Figure collection entries
== == ==

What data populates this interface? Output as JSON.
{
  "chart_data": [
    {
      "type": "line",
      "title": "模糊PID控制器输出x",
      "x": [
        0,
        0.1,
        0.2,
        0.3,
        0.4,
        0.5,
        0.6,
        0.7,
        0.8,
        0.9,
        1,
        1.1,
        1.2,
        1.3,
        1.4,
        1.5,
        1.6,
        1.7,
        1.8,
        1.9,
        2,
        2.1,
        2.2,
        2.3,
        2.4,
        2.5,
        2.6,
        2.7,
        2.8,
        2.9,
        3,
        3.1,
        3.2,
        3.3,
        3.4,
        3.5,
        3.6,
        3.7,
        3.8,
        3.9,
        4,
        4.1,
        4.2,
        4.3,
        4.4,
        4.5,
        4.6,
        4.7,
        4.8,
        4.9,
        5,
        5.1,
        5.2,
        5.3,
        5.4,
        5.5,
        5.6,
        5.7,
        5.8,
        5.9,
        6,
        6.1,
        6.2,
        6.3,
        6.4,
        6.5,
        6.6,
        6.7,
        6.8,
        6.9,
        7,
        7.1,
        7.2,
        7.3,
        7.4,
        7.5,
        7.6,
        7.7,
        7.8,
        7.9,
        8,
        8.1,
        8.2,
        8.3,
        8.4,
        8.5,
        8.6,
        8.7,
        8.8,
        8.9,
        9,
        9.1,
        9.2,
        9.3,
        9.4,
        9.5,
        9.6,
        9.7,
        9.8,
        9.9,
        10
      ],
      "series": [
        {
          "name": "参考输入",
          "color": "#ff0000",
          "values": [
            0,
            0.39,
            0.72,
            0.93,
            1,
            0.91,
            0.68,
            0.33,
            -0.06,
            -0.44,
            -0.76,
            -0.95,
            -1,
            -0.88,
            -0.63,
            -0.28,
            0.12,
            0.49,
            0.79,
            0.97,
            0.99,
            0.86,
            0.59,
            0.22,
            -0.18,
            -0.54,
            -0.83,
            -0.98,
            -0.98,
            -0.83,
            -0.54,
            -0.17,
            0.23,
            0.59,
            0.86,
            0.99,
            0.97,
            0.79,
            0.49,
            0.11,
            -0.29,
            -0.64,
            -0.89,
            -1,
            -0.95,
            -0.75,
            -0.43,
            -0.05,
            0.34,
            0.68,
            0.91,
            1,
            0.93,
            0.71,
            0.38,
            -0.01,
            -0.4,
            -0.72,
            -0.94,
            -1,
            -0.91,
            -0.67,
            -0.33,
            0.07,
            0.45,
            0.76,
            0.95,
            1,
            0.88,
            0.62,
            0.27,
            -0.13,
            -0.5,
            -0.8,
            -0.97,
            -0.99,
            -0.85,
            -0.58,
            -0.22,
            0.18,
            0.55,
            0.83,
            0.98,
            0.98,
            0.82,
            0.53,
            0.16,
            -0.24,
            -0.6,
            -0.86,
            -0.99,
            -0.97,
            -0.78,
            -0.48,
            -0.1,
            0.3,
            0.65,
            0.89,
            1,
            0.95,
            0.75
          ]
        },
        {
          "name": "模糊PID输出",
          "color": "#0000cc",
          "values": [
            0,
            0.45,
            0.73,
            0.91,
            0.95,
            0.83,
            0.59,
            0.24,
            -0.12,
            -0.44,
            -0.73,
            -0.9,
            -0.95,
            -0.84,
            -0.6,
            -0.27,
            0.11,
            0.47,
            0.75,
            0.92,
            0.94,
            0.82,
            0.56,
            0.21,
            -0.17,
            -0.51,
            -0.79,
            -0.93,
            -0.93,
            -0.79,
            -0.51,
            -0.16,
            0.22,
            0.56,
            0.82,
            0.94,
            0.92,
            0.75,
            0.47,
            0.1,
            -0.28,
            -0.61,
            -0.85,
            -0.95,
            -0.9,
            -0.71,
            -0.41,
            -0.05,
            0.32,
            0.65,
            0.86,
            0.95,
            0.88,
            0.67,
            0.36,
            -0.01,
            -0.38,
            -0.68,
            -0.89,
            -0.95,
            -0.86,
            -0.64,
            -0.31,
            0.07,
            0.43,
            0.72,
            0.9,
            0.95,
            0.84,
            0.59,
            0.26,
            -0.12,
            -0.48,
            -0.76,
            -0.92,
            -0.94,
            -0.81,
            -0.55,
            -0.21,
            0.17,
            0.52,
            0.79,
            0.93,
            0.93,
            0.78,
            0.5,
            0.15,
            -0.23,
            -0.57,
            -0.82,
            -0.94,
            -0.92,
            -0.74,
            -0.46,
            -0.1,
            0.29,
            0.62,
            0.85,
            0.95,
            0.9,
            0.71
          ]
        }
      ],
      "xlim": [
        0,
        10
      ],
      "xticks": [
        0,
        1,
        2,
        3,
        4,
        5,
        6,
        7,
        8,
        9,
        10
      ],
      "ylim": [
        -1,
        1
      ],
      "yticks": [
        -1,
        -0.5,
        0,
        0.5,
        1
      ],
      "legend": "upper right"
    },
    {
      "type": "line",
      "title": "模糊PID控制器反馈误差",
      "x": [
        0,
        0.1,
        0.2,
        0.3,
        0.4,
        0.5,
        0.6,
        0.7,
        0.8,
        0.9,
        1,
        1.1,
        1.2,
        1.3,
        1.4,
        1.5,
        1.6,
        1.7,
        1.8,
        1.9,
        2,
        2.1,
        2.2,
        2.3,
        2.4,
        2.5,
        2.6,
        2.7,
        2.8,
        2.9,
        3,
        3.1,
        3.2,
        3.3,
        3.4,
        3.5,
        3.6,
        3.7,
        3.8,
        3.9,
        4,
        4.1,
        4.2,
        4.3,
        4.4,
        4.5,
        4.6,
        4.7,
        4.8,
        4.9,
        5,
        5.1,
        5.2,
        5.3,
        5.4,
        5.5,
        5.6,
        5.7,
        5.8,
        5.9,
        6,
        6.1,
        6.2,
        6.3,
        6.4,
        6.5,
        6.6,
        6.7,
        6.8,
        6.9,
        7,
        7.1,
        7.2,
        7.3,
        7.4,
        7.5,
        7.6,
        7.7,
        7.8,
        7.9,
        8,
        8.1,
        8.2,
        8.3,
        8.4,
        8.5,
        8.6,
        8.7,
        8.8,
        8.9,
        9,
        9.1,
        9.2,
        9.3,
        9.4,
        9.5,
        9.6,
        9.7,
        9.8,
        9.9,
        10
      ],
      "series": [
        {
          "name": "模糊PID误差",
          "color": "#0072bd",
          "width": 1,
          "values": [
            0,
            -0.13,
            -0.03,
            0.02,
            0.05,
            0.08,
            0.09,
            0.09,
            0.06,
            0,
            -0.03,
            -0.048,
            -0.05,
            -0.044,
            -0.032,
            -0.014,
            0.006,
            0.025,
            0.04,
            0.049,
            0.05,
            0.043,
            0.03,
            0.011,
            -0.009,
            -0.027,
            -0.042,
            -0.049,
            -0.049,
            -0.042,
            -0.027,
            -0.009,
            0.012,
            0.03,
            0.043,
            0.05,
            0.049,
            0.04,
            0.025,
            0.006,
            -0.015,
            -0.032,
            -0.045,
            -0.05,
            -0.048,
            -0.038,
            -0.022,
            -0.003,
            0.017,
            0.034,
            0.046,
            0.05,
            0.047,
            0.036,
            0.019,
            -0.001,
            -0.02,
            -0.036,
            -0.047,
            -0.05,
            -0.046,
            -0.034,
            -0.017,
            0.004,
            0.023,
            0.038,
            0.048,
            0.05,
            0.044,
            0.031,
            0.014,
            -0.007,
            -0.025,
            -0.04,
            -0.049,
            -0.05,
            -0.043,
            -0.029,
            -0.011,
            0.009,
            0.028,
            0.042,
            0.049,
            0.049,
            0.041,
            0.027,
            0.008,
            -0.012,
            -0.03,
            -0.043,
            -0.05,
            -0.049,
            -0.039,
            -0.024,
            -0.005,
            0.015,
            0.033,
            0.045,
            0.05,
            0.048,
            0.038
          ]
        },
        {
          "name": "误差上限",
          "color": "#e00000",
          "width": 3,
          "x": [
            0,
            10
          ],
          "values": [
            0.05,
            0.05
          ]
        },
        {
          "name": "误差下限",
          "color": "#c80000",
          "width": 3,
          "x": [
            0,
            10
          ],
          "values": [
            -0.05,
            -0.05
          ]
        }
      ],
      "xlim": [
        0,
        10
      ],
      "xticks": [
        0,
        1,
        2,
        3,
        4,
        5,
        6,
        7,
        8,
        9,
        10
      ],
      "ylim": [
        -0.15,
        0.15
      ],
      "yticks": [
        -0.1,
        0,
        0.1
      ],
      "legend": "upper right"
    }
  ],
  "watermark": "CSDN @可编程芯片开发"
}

== == ==

Scan the data above; copy every line where "title" appears.

      "title": "模糊PID控制器输出x",
      "title": "模糊PID控制器反馈误差",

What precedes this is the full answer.